▶ **WORK INSTRUCTIONS**: Pictures in the records should not be copied, but every other part must be repeated exactly.

▶ **MATERIAL FOR THE TASK**:
::::::::::

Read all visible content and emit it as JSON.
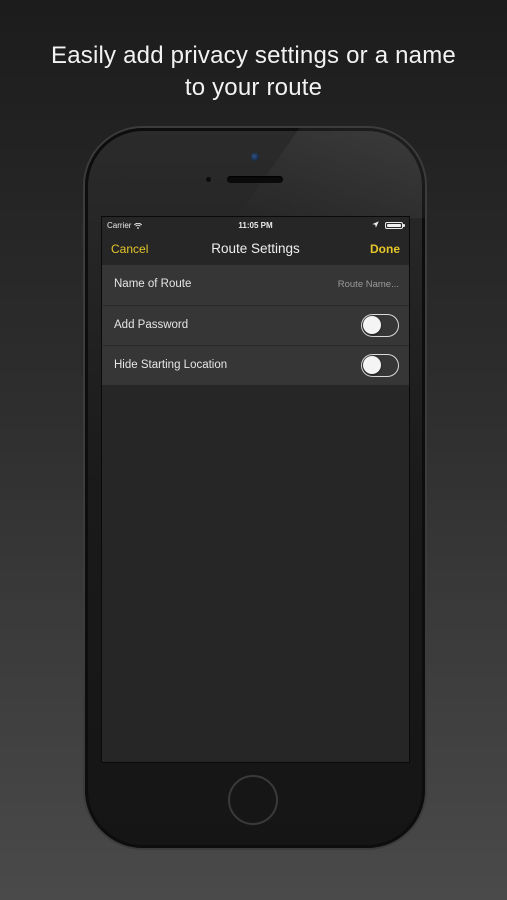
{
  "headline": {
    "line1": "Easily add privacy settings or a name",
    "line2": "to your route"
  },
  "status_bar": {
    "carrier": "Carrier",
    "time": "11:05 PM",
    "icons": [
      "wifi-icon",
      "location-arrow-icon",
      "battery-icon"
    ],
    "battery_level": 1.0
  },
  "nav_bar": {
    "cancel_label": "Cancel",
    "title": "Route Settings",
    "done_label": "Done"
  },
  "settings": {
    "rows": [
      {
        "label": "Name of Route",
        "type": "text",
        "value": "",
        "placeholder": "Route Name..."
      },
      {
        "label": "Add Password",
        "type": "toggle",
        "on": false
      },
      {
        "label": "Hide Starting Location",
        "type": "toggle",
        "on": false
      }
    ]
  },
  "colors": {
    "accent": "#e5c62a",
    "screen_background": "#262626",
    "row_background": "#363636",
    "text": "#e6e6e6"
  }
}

::::::::::

▶ **RESPONSE**:
Read all visible content and emit it as JSON.
{
  "headline": {
    "line1": "Easily add privacy settings or a name",
    "line2": "to your route"
  },
  "status_bar": {
    "carrier": "Carrier",
    "time": "11:05 PM",
    "icons": [
      "wifi-icon",
      "location-arrow-icon",
      "battery-icon"
    ],
    "battery_level": 1.0
  },
  "nav_bar": {
    "cancel_label": "Cancel",
    "title": "Route Settings",
    "done_label": "Done"
  },
  "settings": {
    "rows": [
      {
        "label": "Name of Route",
        "type": "text",
        "value": "",
        "placeholder": "Route Name..."
      },
      {
        "label": "Add Password",
        "type": "toggle",
        "on": false
      },
      {
        "label": "Hide Starting Location",
        "type": "toggle",
        "on": false
      }
    ]
  },
  "colors": {
    "accent": "#e5c62a",
    "screen_background": "#262626",
    "row_background": "#363636",
    "text": "#e6e6e6"
  }
}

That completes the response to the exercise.